### RAW RECORDS
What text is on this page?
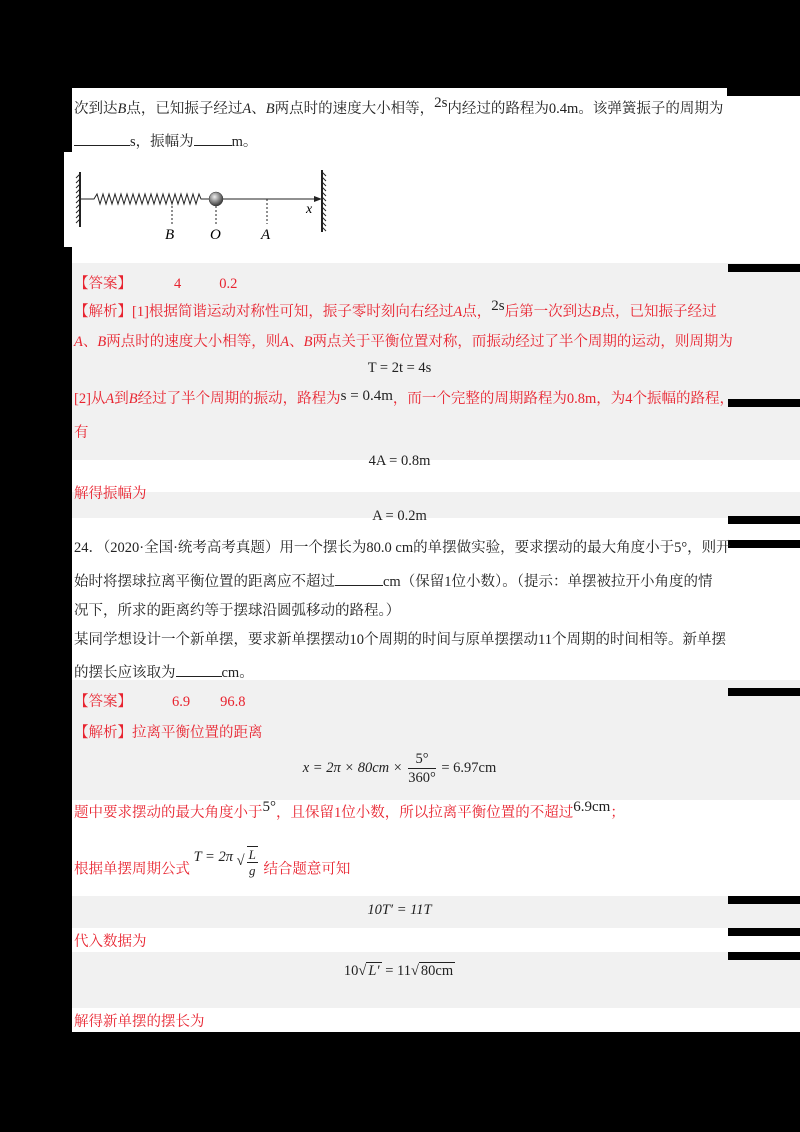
次到达B点，已知振子经过A、B两点时的速度大小相等，2s内经过的路程为0.4m。该弹簧振子的周期为
s，振幅为	m。
B O	A
x
【答案】	4	0.2
【解析】[1]根据简谐运动对称性可知，振子零时刻向右经过A点，2s后第一次到达B点，已知振子经过
A、B两点时的速度大小相等，则A、B两点关于平衡位置对称，而振动经过了半个周期的运动，则周期为
T = 2t = 4s
[2]从A到B经过了半个周期的振动，路程为s = 0.4m，而一个完整的周期路程为0.8m，为4个振幅的路程，
有
4A = 0.8m
解得振幅为
A = 0.2m
24．（2020·全国·统考高考真题）用一个摆长为80.0 cm的单摆做实验，要求摆动的最大角度小于5°，则开
始时将摆球拉离平衡位置的距离应不超过	cm（保留1位小数）。（提示：单摆被拉开小角度的情
况下，所求的距离约等于摆球沿圆弧移动的路程。）
某同学想设计一个新单摆，要求新单摆摆动10个周期的时间与原单摆摆动11个周期的时间相等。新单摆
的摆长应该取为	cm。
【答案】	6.9 96.8
【解析】拉离平衡位置的距离
$x = 2\pi \times 80cm \times \frac{5^\circ}{360^\circ} = 6.97cm$
题中要求摆动的最大角度小于5°，且保留1位小数，所以拉离平衡位置的不超过6.9cm；
根据单摆周期公式 T = 2π √ $\frac{L}{g}$ 结合题意可知
10T′ = 11T
代入数据为
10√ L′ = 11√ 80cm
解得新单摆的摆长为
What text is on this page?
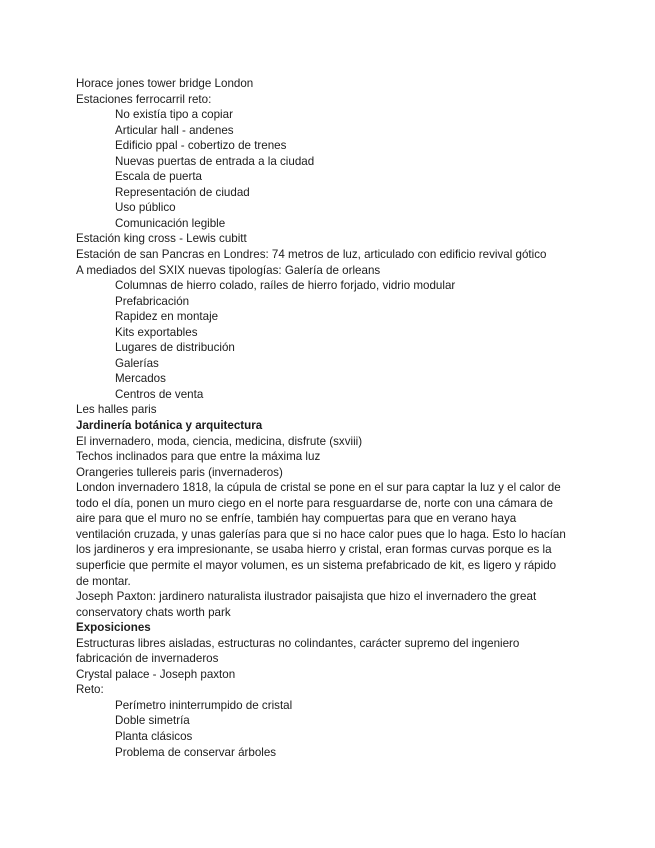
Horace jones tower bridge London

Estaciones ferrocarril reto:

No existía tipo a copiar
Articular hall - andenes
Edificio ppal - cobertizo de trenes
Nuevas puertas de entrada a la ciudad
Escala de puerta
Representación de ciudad
Uso público
Comunicación legible

Estación king cross - Lewis cubitt

Estación de san Pancras en Londres: 74 metros de luz, articulado con edificio revival gótico

A mediados del SXIX nuevas tipologías: Galería de orleans

Columnas de hierro colado, raíles de hierro forjado, vidrio modular
Prefabricación
Rapidez en montaje
Kits exportables
Lugares de distribución
Galerías
Mercados
Centros de venta

Les halles paris

Jardinería botánica y arquitectura

El invernadero, moda, ciencia, medicina, disfrute (sxviii)

Techos inclinados para que entre la máxima luz

Orangeries tullereis paris (invernaderos)

London invernadero 1818, la cúpula de cristal se pone en el sur para captar la luz y el calor de todo el día, ponen un muro ciego en el norte para resguardarse de, norte con una cámara de aire para que el muro no se enfríe, también hay compuertas para que en verano haya ventilación cruzada, y unas galerías para que si no hace calor pues que lo haga. Esto lo hacían los jardineros y era impresionante, se usaba hierro y cristal, eran formas curvas porque es la superficie que permite el mayor volumen, es un sistema prefabricado de kit, es ligero y rápido de montar.

Joseph Paxton: jardinero naturalista ilustrador paisajista que hizo el invernadero the great conservatory chats worth park

Exposiciones

Estructuras libres aisladas, estructuras no colindantes, carácter supremo del ingeniero fabricación de invernaderos

Crystal palace - Joseph paxton

Reto:

Perímetro ininterrumpido de cristal
Doble simetría
Planta clásicos
Problema de conservar árboles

### GOAL
In the material above, find the lines that contain "para" and show them.

### COMPLETED EXERCISE
Techos inclinados para que entre la máxima luz
London invernadero 1818, la cúpula de cristal se pone en el sur para captar la luz y el calor de todo el día, ponen un muro ciego en el norte para resguardarse de, norte con una cámara de aire para que el muro no se enfríe, también hay compuertas para que en verano haya ventilación cruzada, y unas galerías para que si no hace calor pues que lo haga. Esto lo hacían los jardineros y era impresionante, se usaba hierro y cristal, eran formas curvas porque es la superficie que permite el mayor volumen, es un sistema prefabricado de kit, es ligero y rápido de montar.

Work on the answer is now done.